-------- Information given --------
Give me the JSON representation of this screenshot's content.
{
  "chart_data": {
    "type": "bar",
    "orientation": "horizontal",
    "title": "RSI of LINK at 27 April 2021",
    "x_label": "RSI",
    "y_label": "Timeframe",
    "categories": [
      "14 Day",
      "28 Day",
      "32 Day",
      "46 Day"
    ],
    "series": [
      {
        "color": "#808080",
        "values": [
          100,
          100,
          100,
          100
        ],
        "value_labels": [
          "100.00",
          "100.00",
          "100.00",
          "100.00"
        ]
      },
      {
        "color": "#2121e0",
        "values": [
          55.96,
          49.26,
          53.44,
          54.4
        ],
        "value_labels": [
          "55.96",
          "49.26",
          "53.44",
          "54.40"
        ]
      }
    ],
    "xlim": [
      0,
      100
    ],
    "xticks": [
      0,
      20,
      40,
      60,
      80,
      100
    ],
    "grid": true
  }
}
--------
__Objective__
Repeat all the records. Match each line exactly.

__Answer for this exercise__
Give me the JSON representation of this screenshot's content.
{
  "chart_data": {
    "type": "bar",
    "orientation": "horizontal",
    "title": "RSI of LINK at 27 April 2021",
    "x_label": "RSI",
    "y_label": "Timeframe",
    "categories": [
      "14 Day",
      "28 Day",
      "32 Day",
      "46 Day"
    ],
    "series": [
      {
        "color": "#808080",
        "values": [
          100,
          100,
          100,
          100
        ],
        "value_labels": [
          "100.00",
          "100.00",
          "100.00",
          "100.00"
        ]
      },
      {
        "color": "#2121e0",
        "values": [
          55.96,
          49.26,
          53.44,
          54.4
        ],
        "value_labels": [
          "55.96",
          "49.26",
          "53.44",
          "54.40"
        ]
      }
    ],
    "xlim": [
      0,
      100
    ],
    "xticks": [
      0,
      20,
      40,
      60,
      80,
      100
    ],
    "grid": true
  }
}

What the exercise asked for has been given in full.